**Items**
******
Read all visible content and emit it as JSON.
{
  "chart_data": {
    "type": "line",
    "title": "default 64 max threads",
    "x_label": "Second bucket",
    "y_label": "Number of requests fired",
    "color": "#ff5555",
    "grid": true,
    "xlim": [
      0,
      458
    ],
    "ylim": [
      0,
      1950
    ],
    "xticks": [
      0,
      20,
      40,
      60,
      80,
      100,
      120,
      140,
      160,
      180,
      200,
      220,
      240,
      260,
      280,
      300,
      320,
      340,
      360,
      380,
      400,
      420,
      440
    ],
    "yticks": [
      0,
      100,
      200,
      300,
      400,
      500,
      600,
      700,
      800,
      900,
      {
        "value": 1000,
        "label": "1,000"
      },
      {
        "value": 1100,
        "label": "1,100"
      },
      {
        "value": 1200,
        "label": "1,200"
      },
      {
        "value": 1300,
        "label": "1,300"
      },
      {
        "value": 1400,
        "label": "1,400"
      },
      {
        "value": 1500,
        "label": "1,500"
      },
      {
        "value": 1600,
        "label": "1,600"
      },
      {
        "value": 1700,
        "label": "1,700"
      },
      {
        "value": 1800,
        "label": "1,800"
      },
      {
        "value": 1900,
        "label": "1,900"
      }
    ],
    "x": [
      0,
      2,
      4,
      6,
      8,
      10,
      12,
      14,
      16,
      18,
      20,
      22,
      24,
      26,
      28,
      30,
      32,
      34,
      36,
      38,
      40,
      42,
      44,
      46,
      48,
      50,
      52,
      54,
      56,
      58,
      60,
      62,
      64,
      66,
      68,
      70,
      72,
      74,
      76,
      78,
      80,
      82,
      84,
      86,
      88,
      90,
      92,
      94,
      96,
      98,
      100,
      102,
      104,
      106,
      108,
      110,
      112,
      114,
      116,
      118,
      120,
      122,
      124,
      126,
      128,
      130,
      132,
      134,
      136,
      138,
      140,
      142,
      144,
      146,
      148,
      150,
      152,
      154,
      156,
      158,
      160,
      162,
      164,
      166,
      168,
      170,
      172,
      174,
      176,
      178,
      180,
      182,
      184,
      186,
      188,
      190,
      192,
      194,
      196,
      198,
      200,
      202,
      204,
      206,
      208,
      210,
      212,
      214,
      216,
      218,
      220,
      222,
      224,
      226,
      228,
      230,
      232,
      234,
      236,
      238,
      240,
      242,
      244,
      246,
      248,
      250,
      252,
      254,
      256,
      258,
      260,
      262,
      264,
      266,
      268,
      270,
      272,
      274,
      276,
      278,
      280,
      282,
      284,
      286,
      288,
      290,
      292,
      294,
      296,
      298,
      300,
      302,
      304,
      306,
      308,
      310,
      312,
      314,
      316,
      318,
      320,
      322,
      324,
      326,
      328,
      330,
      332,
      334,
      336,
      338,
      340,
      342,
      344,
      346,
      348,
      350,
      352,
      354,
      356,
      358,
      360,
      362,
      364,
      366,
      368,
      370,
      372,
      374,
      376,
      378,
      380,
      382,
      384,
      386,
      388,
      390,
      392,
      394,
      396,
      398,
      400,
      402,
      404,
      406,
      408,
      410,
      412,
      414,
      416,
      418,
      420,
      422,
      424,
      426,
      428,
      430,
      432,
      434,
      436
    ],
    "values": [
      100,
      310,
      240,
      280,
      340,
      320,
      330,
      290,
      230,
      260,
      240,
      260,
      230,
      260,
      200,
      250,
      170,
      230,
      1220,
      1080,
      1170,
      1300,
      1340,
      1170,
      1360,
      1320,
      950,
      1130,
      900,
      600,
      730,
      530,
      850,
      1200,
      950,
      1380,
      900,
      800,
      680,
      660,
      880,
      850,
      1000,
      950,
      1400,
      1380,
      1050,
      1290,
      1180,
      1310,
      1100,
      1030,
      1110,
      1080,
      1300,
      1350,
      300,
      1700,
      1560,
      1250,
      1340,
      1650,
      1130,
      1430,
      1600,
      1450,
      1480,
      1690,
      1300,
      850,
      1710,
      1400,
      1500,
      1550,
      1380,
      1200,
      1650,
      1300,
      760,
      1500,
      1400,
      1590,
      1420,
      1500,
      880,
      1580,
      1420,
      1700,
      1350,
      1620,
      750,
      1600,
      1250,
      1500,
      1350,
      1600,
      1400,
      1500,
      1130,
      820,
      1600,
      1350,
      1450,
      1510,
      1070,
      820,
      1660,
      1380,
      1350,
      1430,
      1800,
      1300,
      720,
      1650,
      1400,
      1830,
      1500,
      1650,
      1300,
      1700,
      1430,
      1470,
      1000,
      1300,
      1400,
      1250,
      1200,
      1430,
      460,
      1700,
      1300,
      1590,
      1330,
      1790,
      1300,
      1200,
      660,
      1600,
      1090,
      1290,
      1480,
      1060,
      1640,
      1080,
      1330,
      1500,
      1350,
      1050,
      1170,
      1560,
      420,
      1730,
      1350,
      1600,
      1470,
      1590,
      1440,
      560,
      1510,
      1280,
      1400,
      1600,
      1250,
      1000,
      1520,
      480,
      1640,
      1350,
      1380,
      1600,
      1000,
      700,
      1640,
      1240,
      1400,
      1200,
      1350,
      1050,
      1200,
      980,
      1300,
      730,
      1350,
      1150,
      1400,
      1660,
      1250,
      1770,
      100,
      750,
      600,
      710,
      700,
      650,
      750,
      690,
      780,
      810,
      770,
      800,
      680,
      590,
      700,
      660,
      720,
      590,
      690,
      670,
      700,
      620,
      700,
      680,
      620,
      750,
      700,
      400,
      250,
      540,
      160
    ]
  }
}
******
**Given instruction**
Output every entry shown above, exactly.

**Full response**
Read all visible content and emit it as JSON.
{
  "chart_data": {
    "type": "line",
    "title": "default 64 max threads",
    "x_label": "Second bucket",
    "y_label": "Number of requests fired",
    "color": "#ff5555",
    "grid": true,
    "xlim": [
      0,
      458
    ],
    "ylim": [
      0,
      1950
    ],
    "xticks": [
      0,
      20,
      40,
      60,
      80,
      100,
      120,
      140,
      160,
      180,
      200,
      220,
      240,
      260,
      280,
      300,
      320,
      340,
      360,
      380,
      400,
      420,
      440
    ],
    "yticks": [
      0,
      100,
      200,
      300,
      400,
      500,
      600,
      700,
      800,
      900,
      {
        "value": 1000,
        "label": "1,000"
      },
      {
        "value": 1100,
        "label": "1,100"
      },
      {
        "value": 1200,
        "label": "1,200"
      },
      {
        "value": 1300,
        "label": "1,300"
      },
      {
        "value": 1400,
        "label": "1,400"
      },
      {
        "value": 1500,
        "label": "1,500"
      },
      {
        "value": 1600,
        "label": "1,600"
      },
      {
        "value": 1700,
        "label": "1,700"
      },
      {
        "value": 1800,
        "label": "1,800"
      },
      {
        "value": 1900,
        "label": "1,900"
      }
    ],
    "x": [
      0,
      2,
      4,
      6,
      8,
      10,
      12,
      14,
      16,
      18,
      20,
      22,
      24,
      26,
      28,
      30,
      32,
      34,
      36,
      38,
      40,
      42,
      44,
      46,
      48,
      50,
      52,
      54,
      56,
      58,
      60,
      62,
      64,
      66,
      68,
      70,
      72,
      74,
      76,
      78,
      80,
      82,
      84,
      86,
      88,
      90,
      92,
      94,
      96,
      98,
      100,
      102,
      104,
      106,
      108,
      110,
      112,
      114,
      116,
      118,
      120,
      122,
      124,
      126,
      128,
      130,
      132,
      134,
      136,
      138,
      140,
      142,
      144,
      146,
      148,
      150,
      152,
      154,
      156,
      158,
      160,
      162,
      164,
      166,
      168,
      170,
      172,
      174,
      176,
      178,
      180,
      182,
      184,
      186,
      188,
      190,
      192,
      194,
      196,
      198,
      200,
      202,
      204,
      206,
      208,
      210,
      212,
      214,
      216,
      218,
      220,
      222,
      224,
      226,
      228,
      230,
      232,
      234,
      236,
      238,
      240,
      242,
      244,
      246,
      248,
      250,
      252,
      254,
      256,
      258,
      260,
      262,
      264,
      266,
      268,
      270,
      272,
      274,
      276,
      278,
      280,
      282,
      284,
      286,
      288,
      290,
      292,
      294,
      296,
      298,
      300,
      302,
      304,
      306,
      308,
      310,
      312,
      314,
      316,
      318,
      320,
      322,
      324,
      326,
      328,
      330,
      332,
      334,
      336,
      338,
      340,
      342,
      344,
      346,
      348,
      350,
      352,
      354,
      356,
      358,
      360,
      362,
      364,
      366,
      368,
      370,
      372,
      374,
      376,
      378,
      380,
      382,
      384,
      386,
      388,
      390,
      392,
      394,
      396,
      398,
      400,
      402,
      404,
      406,
      408,
      410,
      412,
      414,
      416,
      418,
      420,
      422,
      424,
      426,
      428,
      430,
      432,
      434,
      436
    ],
    "values": [
      100,
      310,
      240,
      280,
      340,
      320,
      330,
      290,
      230,
      260,
      240,
      260,
      230,
      260,
      200,
      250,
      170,
      230,
      1220,
      1080,
      1170,
      1300,
      1340,
      1170,
      1360,
      1320,
      950,
      1130,
      900,
      600,
      730,
      530,
      850,
      1200,
      950,
      1380,
      900,
      800,
      680,
      660,
      880,
      850,
      1000,
      950,
      1400,
      1380,
      1050,
      1290,
      1180,
      1310,
      1100,
      1030,
      1110,
      1080,
      1300,
      1350,
      300,
      1700,
      1560,
      1250,
      1340,
      1650,
      1130,
      1430,
      1600,
      1450,
      1480,
      1690,
      1300,
      850,
      1710,
      1400,
      1500,
      1550,
      1380,
      1200,
      1650,
      1300,
      760,
      1500,
      1400,
      1590,
      1420,
      1500,
      880,
      1580,
      1420,
      1700,
      1350,
      1620,
      750,
      1600,
      1250,
      1500,
      1350,
      1600,
      1400,
      1500,
      1130,
      820,
      1600,
      1350,
      1450,
      1510,
      1070,
      820,
      1660,
      1380,
      1350,
      1430,
      1800,
      1300,
      720,
      1650,
      1400,
      1830,
      1500,
      1650,
      1300,
      1700,
      1430,
      1470,
      1000,
      1300,
      1400,
      1250,
      1200,
      1430,
      460,
      1700,
      1300,
      1590,
      1330,
      1790,
      1300,
      1200,
      660,
      1600,
      1090,
      1290,
      1480,
      1060,
      1640,
      1080,
      1330,
      1500,
      1350,
      1050,
      1170,
      1560,
      420,
      1730,
      1350,
      1600,
      1470,
      1590,
      1440,
      560,
      1510,
      1280,
      1400,
      1600,
      1250,
      1000,
      1520,
      480,
      1640,
      1350,
      1380,
      1600,
      1000,
      700,
      1640,
      1240,
      1400,
      1200,
      1350,
      1050,
      1200,
      980,
      1300,
      730,
      1350,
      1150,
      1400,
      1660,
      1250,
      1770,
      100,
      750,
      600,
      710,
      700,
      650,
      750,
      690,
      780,
      810,
      770,
      800,
      680,
      590,
      700,
      660,
      720,
      590,
      690,
      670,
      700,
      620,
      700,
      680,
      620,
      750,
      700,
      400,
      250,
      540,
      160
    ]
  }
}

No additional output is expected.